▶ [Source records]
+ + + + +

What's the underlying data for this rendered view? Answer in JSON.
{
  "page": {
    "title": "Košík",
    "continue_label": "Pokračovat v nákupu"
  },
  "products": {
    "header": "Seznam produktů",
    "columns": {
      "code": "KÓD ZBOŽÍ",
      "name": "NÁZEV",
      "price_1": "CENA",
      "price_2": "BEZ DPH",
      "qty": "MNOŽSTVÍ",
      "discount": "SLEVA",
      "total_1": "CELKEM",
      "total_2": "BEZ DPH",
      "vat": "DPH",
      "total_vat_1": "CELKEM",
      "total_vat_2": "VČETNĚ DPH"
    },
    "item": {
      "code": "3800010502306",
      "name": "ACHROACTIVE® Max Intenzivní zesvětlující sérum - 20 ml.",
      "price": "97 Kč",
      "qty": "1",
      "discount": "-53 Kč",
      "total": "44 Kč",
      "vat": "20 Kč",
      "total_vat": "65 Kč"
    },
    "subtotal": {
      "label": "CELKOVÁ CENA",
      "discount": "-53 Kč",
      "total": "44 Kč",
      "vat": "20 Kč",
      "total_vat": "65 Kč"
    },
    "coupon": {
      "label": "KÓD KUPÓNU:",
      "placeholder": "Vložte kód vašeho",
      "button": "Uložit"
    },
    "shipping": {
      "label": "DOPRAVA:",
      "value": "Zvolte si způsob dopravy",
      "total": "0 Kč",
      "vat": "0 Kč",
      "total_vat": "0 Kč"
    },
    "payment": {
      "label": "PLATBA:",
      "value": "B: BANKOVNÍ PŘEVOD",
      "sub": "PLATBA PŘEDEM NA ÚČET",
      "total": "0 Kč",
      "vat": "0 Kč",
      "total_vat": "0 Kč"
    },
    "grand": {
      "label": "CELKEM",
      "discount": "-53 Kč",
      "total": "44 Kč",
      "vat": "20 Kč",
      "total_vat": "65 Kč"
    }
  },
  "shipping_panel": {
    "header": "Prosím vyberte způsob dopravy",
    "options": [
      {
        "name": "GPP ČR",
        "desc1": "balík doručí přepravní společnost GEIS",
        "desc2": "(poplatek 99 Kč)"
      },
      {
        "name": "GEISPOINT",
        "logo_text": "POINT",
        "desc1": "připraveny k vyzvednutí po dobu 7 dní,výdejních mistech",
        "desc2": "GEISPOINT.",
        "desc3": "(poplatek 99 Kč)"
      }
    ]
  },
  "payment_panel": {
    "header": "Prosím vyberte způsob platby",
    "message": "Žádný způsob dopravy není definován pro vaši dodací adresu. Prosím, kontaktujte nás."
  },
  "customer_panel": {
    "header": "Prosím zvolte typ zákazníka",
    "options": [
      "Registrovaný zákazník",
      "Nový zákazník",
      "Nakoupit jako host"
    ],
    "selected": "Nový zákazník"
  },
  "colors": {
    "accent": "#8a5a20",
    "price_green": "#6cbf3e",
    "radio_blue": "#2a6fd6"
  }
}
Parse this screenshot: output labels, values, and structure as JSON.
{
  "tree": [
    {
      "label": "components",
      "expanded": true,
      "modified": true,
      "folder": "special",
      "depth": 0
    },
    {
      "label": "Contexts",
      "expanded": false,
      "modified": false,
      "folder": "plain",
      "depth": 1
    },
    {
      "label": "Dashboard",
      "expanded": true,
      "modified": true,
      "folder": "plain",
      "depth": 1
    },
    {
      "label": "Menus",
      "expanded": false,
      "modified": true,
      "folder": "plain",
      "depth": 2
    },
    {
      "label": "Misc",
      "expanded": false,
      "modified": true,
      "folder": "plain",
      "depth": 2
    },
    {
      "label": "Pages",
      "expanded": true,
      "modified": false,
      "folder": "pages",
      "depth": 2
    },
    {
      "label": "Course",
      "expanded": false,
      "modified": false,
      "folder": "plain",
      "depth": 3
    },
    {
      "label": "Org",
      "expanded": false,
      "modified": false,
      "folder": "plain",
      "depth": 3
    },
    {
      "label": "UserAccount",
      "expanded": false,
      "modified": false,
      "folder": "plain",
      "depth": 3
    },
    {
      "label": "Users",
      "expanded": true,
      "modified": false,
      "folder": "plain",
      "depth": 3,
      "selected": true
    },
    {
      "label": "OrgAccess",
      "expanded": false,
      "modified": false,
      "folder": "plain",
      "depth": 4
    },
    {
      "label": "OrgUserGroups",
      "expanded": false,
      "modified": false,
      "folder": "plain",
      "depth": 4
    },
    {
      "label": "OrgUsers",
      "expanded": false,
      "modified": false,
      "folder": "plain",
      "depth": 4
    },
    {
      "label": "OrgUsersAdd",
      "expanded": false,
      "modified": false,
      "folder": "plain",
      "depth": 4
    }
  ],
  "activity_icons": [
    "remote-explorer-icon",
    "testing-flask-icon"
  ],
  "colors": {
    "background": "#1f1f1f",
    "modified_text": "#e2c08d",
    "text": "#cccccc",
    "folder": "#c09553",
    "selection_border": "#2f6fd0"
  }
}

+ + + + +

▶ [What needs to be done]
Repeat the data verbatim.

▶ [Response to this task]
What's the underlying data for this rendered view? Answer in JSON.
{
  "page": {
    "title": "Košík",
    "continue_label": "Pokračovat v nákupu"
  },
  "products": {
    "header": "Seznam produktů",
    "columns": {
      "code": "KÓD ZBOŽÍ",
      "name": "NÁZEV",
      "price_1": "CENA",
      "price_2": "BEZ DPH",
      "qty": "MNOŽSTVÍ",
      "discount": "SLEVA",
      "total_1": "CELKEM",
      "total_2": "BEZ DPH",
      "vat": "DPH",
      "total_vat_1": "CELKEM",
      "total_vat_2": "VČETNĚ DPH"
    },
    "item": {
      "code": "3800010502306",
      "name": "ACHROACTIVE® Max Intenzivní zesvětlující sérum - 20 ml.",
      "price": "97 Kč",
      "qty": "1",
      "discount": "-53 Kč",
      "total": "44 Kč",
      "vat": "20 Kč",
      "total_vat": "65 Kč"
    },
    "subtotal": {
      "label": "CELKOVÁ CENA",
      "discount": "-53 Kč",
      "total": "44 Kč",
      "vat": "20 Kč",
      "total_vat": "65 Kč"
    },
    "coupon": {
      "label": "KÓD KUPÓNU:",
      "placeholder": "Vložte kód vašeho",
      "button": "Uložit"
    },
    "shipping": {
      "label": "DOPRAVA:",
      "value": "Zvolte si způsob dopravy",
      "total": "0 Kč",
      "vat": "0 Kč",
      "total_vat": "0 Kč"
    },
    "payment": {
      "label": "PLATBA:",
      "value": "B: BANKOVNÍ PŘEVOD",
      "sub": "PLATBA PŘEDEM NA ÚČET",
      "total": "0 Kč",
      "vat": "0 Kč",
      "total_vat": "0 Kč"
    },
    "grand": {
      "label": "CELKEM",
      "discount": "-53 Kč",
      "total": "44 Kč",
      "vat": "20 Kč",
      "total_vat": "65 Kč"
    }
  },
  "shipping_panel": {
    "header": "Prosím vyberte způsob dopravy",
    "options": [
      {
        "name": "GPP ČR",
        "desc1": "balík doručí přepravní společnost GEIS",
        "desc2": "(poplatek 99 Kč)"
      },
      {
        "name": "GEISPOINT",
        "logo_text": "POINT",
        "desc1": "připraveny k vyzvednutí po dobu 7 dní,výdejních mistech",
        "desc2": "GEISPOINT.",
        "desc3": "(poplatek 99 Kč)"
      }
    ]
  },
  "payment_panel": {
    "header": "Prosím vyberte způsob platby",
    "message": "Žádný způsob dopravy není definován pro vaši dodací adresu. Prosím, kontaktujte nás."
  },
  "customer_panel": {
    "header": "Prosím zvolte typ zákazníka",
    "options": [
      "Registrovaný zákazník",
      "Nový zákazník",
      "Nakoupit jako host"
    ],
    "selected": "Nový zákazník"
  },
  "colors": {
    "accent": "#8a5a20",
    "price_green": "#6cbf3e",
    "radio_blue": "#2a6fd6"
  }
}
Parse this screenshot: output labels, values, and structure as JSON.
{
  "tree": [
    {
      "label": "components",
      "expanded": true,
      "modified": true,
      "folder": "special",
      "depth": 0
    },
    {
      "label": "Contexts",
      "expanded": false,
      "modified": false,
      "folder": "plain",
      "depth": 1
    },
    {
      "label": "Dashboard",
      "expanded": true,
      "modified": true,
      "folder": "plain",
      "depth": 1
    },
    {
      "label": "Menus",
      "expanded": false,
      "modified": true,
      "folder": "plain",
      "depth": 2
    },
    {
      "label": "Misc",
      "expanded": false,
      "modified": true,
      "folder": "plain",
      "depth": 2
    },
    {
      "label": "Pages",
      "expanded": true,
      "modified": false,
      "folder": "pages",
      "depth": 2
    },
    {
      "label": "Course",
      "expanded": false,
      "modified": false,
      "folder": "plain",
      "depth": 3
    },
    {
      "label": "Org",
      "expanded": false,
      "modified": false,
      "folder": "plain",
      "depth": 3
    },
    {
      "label": "UserAccount",
      "expanded": false,
      "modified": false,
      "folder": "plain",
      "depth": 3
    },
    {
      "label": "Users",
      "expanded": true,
      "modified": false,
      "folder": "plain",
      "depth": 3,
      "selected": true
    },
    {
      "label": "OrgAccess",
      "expanded": false,
      "modified": false,
      "folder": "plain",
      "depth": 4
    },
    {
      "label": "OrgUserGroups",
      "expanded": false,
      "modified": false,
      "folder": "plain",
      "depth": 4
    },
    {
      "label": "OrgUsers",
      "expanded": false,
      "modified": false,
      "folder": "plain",
      "depth": 4
    },
    {
      "label": "OrgUsersAdd",
      "expanded": false,
      "modified": false,
      "folder": "plain",
      "depth": 4
    }
  ],
  "activity_icons": [
    "remote-explorer-icon",
    "testing-flask-icon"
  ],
  "colors": {
    "background": "#1f1f1f",
    "modified_text": "#e2c08d",
    "text": "#cccccc",
    "folder": "#c09553",
    "selection_border": "#2f6fd0"
  }
}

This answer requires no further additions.